## TASK PROMPT:
Find the lines holding the word "this" and collect them.

___ SUPPLIED RECORDS ___

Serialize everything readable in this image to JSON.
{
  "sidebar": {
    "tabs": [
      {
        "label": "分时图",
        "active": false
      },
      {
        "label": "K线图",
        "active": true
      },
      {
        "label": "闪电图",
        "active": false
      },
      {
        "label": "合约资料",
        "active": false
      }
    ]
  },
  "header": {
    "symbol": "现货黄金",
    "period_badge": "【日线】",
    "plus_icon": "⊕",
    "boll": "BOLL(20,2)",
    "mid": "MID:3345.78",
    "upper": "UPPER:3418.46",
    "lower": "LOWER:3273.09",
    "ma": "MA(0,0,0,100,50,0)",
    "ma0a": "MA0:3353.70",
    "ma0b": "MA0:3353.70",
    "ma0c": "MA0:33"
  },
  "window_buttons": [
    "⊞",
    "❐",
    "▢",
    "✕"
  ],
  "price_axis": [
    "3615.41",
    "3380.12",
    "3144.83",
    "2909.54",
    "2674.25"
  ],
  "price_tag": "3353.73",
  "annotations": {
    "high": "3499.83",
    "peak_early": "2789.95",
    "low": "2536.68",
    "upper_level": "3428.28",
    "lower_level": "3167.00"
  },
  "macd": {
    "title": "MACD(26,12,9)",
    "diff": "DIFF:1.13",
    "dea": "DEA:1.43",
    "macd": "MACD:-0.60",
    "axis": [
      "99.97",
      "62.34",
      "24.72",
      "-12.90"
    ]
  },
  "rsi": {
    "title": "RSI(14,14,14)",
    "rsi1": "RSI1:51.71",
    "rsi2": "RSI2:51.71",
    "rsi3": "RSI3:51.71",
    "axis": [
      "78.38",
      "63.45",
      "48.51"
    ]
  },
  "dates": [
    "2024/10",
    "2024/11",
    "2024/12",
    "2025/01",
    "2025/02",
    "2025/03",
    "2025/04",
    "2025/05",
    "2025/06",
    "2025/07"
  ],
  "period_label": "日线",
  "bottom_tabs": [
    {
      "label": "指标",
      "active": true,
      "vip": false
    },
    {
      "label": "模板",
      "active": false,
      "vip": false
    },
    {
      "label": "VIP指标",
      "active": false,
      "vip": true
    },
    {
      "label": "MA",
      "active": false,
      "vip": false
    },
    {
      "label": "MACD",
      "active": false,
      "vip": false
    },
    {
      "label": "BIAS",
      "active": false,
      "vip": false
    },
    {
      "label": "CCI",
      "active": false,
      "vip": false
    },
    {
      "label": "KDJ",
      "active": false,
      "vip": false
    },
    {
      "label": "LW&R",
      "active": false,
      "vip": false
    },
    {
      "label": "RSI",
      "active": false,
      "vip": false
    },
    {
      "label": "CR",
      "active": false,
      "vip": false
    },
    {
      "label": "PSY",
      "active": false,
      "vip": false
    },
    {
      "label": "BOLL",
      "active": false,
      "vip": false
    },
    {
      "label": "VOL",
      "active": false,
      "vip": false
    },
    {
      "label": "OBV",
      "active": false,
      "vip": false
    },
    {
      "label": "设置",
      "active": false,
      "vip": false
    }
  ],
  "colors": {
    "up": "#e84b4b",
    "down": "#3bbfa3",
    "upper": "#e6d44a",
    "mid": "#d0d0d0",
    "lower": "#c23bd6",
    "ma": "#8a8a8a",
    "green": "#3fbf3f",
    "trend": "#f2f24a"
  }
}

___
___ SUPPLIED RECORDS ___

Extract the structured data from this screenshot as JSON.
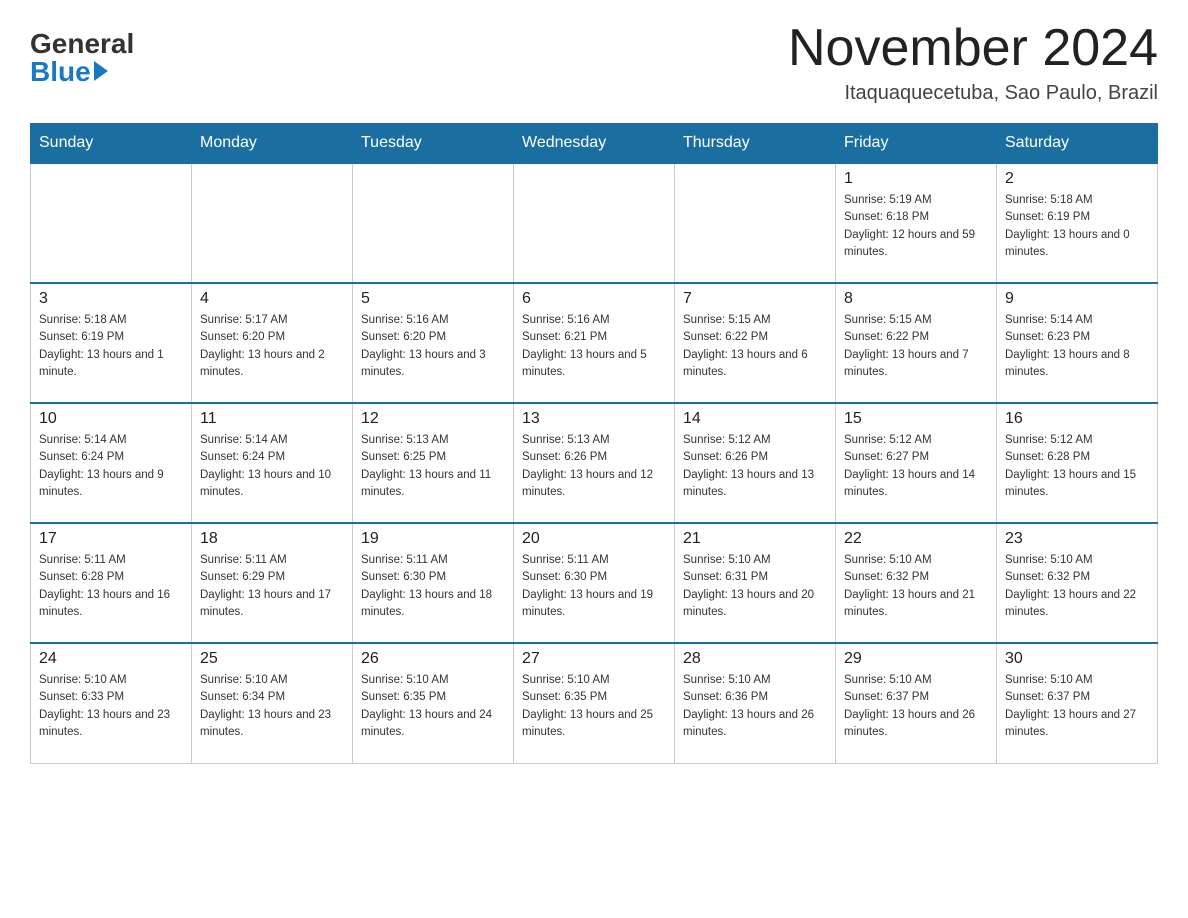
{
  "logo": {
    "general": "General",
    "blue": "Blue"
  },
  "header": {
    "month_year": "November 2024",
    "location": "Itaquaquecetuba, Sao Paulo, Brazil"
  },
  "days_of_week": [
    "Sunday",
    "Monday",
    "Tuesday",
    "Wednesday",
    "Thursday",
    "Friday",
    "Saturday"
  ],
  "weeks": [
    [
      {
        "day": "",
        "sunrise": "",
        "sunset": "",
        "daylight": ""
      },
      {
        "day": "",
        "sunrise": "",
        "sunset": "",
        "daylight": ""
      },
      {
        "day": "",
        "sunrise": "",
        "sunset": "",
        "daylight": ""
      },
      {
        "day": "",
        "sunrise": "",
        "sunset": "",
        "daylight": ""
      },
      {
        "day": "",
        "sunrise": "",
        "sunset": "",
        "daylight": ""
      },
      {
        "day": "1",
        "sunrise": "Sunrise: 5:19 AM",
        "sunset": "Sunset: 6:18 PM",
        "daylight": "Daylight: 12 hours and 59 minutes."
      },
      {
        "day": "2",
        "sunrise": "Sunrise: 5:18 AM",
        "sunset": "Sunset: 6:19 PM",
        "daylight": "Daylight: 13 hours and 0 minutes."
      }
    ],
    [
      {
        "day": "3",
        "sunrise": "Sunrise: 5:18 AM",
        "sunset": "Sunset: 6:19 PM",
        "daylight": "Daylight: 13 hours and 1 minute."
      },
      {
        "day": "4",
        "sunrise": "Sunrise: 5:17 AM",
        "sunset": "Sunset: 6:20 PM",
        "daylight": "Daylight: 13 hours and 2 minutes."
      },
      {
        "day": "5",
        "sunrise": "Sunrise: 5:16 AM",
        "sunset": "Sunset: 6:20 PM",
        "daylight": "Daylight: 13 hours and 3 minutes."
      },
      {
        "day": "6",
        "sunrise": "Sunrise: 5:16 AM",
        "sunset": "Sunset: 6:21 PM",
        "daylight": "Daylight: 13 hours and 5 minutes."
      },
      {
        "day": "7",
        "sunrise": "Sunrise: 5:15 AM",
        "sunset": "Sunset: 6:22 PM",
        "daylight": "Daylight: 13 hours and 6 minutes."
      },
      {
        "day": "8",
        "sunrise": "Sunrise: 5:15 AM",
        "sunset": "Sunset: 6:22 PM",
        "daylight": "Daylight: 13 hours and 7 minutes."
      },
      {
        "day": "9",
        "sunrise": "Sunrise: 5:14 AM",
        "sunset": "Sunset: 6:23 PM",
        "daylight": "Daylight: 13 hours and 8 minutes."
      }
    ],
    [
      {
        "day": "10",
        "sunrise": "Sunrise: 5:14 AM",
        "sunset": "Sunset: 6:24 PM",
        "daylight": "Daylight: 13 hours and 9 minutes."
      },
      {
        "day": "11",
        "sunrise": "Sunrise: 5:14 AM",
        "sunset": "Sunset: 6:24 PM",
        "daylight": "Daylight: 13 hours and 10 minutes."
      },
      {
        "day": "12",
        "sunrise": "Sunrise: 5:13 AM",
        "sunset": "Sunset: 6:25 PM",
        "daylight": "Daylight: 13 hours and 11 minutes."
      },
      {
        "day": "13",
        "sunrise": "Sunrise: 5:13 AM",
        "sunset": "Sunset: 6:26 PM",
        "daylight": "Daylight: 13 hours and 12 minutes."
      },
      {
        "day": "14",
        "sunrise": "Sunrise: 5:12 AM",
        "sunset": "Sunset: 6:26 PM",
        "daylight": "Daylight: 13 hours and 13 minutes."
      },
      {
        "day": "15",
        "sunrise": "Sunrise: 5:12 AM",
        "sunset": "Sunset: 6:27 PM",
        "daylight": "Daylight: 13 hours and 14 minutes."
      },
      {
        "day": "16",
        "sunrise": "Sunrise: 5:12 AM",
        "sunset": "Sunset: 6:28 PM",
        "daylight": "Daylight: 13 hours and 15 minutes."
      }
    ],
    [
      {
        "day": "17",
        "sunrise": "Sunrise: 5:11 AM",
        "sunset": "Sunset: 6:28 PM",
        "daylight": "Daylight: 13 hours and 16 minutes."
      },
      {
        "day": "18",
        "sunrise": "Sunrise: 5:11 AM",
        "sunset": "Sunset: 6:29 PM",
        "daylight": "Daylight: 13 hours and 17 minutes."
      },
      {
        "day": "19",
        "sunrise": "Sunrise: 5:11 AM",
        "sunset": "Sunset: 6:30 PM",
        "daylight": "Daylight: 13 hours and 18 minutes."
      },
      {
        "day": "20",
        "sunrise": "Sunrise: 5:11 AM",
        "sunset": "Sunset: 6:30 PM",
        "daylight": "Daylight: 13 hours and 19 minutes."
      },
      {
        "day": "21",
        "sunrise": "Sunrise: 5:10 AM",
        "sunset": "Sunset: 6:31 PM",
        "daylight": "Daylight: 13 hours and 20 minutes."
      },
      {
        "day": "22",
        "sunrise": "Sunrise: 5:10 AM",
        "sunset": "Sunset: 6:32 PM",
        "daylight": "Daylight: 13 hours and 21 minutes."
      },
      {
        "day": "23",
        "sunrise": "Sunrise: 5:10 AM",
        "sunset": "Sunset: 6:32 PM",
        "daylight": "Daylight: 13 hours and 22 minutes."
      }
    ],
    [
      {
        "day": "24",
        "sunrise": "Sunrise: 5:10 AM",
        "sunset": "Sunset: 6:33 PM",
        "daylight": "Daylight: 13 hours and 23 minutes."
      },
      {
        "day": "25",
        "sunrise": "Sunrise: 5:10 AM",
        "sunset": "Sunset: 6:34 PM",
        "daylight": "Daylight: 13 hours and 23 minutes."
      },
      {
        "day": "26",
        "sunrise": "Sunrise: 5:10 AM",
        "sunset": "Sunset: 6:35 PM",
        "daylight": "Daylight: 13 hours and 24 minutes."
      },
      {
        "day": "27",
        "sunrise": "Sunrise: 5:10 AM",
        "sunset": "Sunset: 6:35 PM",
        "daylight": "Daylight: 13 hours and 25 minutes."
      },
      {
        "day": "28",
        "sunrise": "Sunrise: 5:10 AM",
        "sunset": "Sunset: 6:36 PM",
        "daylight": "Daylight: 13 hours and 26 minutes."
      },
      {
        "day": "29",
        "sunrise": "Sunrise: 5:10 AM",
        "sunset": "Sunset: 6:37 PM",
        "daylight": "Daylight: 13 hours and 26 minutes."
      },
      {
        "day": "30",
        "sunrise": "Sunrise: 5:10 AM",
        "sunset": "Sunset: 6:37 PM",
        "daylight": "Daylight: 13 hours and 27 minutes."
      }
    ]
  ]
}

___

## EXERCISE SOLUTION:
Serialize everything readable in this image to JSON.
Extract the structured data from this screenshot as JSON.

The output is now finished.